MATERIAL FOR THIS EXERCISE →
_ _ _

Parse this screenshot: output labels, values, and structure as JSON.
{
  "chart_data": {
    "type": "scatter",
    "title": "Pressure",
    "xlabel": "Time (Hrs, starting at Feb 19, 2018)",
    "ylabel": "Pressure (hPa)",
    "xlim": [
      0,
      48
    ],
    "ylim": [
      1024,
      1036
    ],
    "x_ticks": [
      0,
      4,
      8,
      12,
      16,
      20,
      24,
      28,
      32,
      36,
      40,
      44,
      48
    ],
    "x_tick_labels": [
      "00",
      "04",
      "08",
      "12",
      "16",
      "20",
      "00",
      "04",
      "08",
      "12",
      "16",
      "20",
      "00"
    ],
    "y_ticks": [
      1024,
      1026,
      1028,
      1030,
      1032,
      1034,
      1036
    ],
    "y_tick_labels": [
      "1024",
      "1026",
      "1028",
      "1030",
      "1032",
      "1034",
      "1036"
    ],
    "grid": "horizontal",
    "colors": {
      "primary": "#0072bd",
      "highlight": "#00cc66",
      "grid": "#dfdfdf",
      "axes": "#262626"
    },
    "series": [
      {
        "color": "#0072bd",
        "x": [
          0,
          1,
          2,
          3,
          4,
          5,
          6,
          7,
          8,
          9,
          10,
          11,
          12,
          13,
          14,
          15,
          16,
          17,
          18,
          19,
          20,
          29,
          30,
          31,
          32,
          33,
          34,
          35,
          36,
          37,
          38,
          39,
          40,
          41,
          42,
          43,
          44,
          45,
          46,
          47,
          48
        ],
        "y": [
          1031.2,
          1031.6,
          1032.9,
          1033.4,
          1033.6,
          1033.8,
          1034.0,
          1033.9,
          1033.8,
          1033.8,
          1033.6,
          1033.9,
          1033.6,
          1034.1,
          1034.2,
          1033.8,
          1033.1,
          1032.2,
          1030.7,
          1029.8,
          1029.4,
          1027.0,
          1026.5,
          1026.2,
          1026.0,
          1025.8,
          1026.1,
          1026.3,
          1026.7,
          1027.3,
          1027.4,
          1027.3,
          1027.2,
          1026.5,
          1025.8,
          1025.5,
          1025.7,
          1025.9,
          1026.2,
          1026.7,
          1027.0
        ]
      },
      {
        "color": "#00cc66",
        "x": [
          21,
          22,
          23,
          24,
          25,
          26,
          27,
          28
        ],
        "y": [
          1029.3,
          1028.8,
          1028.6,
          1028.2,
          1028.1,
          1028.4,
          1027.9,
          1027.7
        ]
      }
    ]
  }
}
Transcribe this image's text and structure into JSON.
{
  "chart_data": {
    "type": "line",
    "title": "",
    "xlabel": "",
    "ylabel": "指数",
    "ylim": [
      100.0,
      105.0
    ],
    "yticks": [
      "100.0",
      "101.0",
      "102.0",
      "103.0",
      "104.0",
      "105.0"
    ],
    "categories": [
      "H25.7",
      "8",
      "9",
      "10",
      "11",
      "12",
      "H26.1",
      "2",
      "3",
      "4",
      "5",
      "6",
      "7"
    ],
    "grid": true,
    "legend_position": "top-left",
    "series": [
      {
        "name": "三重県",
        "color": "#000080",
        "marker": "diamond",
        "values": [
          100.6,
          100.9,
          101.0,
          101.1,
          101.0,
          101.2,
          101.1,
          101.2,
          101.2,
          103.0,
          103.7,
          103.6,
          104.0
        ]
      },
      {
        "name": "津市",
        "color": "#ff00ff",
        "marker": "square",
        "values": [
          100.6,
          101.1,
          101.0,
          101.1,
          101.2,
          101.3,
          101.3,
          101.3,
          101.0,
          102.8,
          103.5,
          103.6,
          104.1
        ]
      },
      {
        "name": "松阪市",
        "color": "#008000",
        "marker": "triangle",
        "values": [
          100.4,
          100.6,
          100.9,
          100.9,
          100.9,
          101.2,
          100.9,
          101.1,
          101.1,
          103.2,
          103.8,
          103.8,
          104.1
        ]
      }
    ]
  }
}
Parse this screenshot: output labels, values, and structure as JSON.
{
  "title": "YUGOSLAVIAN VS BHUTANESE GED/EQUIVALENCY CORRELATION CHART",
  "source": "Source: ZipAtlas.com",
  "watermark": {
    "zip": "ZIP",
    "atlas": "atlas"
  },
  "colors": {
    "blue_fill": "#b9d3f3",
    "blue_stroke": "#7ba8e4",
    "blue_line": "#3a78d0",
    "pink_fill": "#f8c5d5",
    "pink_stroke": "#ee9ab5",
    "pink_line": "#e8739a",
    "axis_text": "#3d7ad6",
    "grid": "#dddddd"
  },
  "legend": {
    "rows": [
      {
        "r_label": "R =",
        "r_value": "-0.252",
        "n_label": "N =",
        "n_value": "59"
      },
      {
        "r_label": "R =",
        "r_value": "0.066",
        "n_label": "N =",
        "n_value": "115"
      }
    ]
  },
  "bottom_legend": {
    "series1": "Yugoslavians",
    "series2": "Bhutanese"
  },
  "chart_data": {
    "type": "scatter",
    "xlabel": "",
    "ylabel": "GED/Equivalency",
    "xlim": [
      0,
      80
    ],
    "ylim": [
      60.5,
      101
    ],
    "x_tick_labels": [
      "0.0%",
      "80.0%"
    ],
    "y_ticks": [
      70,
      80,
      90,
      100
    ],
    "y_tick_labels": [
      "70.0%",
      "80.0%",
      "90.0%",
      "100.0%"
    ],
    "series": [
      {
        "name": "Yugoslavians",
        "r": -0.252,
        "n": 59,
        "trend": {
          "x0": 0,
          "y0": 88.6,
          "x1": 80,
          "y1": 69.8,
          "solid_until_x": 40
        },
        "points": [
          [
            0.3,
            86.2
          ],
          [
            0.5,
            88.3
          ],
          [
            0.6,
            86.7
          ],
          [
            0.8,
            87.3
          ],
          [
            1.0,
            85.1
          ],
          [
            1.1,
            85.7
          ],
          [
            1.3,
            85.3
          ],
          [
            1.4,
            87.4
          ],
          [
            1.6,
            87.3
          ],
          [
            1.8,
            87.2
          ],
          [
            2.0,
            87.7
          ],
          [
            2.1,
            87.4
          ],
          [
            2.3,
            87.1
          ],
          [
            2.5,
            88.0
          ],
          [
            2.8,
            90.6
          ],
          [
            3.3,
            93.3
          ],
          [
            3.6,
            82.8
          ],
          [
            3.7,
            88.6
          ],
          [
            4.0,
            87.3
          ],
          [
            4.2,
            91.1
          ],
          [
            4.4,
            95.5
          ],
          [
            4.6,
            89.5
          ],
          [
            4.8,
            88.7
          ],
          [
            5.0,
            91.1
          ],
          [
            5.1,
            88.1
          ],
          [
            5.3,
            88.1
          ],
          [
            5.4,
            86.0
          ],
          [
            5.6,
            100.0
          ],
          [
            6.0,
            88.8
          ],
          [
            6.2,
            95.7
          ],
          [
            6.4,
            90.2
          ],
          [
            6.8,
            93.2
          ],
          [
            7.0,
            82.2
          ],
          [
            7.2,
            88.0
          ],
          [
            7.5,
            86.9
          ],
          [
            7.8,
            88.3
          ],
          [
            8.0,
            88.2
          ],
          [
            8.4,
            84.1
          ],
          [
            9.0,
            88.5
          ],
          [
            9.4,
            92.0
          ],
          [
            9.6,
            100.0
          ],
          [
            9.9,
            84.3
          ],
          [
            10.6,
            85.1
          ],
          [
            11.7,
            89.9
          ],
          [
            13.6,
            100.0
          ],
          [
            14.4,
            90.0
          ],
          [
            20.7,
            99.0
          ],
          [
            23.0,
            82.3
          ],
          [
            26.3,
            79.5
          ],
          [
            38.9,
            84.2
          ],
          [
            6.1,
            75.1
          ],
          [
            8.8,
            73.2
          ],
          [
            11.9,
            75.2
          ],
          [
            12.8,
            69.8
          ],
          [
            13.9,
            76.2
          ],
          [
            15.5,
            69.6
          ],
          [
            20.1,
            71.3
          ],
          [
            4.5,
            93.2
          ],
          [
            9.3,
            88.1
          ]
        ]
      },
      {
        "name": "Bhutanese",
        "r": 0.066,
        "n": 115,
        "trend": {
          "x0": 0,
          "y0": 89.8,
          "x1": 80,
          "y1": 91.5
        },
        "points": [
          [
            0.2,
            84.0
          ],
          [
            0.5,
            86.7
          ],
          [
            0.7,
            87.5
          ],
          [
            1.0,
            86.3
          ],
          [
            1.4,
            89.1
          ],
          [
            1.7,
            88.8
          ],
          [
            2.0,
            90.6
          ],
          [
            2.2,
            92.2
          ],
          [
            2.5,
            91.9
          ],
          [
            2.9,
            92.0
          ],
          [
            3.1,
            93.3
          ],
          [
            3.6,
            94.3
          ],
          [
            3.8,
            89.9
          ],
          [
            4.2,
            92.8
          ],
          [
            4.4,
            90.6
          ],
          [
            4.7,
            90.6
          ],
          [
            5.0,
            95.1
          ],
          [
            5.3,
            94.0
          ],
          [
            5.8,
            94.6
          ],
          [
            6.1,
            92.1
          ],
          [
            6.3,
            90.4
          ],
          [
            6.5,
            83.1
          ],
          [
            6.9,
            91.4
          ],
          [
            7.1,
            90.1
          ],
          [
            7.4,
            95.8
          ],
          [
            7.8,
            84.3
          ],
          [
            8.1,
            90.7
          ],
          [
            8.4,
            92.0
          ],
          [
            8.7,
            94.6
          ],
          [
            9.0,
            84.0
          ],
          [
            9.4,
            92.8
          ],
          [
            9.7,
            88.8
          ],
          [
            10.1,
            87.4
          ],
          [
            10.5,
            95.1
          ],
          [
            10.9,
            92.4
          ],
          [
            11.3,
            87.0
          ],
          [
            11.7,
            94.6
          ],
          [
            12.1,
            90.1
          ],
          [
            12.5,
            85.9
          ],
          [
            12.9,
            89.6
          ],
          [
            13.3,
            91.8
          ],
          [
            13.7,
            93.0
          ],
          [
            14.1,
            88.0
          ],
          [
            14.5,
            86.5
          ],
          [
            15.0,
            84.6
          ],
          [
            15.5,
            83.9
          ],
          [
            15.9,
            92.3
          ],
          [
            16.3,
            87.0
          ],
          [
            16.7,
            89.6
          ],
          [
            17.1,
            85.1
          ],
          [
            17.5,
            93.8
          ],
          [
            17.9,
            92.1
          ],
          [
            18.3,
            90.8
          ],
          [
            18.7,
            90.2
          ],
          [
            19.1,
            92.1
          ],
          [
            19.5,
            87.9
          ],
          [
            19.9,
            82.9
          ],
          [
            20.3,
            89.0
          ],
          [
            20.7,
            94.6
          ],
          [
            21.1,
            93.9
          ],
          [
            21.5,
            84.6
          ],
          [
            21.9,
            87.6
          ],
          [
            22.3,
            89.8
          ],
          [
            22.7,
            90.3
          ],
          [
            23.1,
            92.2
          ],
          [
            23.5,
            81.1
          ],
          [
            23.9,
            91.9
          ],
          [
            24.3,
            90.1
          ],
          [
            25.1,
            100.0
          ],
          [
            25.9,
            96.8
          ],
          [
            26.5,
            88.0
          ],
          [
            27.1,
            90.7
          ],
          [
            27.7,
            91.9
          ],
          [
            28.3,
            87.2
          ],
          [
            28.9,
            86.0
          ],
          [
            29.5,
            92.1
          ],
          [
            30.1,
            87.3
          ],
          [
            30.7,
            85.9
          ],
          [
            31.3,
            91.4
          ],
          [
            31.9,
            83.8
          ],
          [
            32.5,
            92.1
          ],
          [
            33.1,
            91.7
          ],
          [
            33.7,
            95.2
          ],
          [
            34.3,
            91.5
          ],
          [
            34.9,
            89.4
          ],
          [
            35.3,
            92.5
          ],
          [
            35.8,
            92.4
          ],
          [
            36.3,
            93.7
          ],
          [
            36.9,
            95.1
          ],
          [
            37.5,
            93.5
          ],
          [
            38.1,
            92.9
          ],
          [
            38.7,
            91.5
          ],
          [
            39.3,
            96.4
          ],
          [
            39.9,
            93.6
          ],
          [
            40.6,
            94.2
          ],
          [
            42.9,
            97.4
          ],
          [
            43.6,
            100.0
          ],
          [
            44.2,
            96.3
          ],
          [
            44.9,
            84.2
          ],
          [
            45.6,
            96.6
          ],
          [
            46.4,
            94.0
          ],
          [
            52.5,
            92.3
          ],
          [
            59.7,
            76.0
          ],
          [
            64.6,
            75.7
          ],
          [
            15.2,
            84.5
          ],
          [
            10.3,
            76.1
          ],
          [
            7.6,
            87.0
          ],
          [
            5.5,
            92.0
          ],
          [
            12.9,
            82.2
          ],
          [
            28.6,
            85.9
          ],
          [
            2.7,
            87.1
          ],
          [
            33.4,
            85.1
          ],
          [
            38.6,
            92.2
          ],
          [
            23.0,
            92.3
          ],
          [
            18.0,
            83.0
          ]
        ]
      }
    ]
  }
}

_ _ _

CHALLENGE →
Calculate how many lines of the material include the string "Yugoslavians", and state that number by itself.

EXERCISE RESPONSE →
2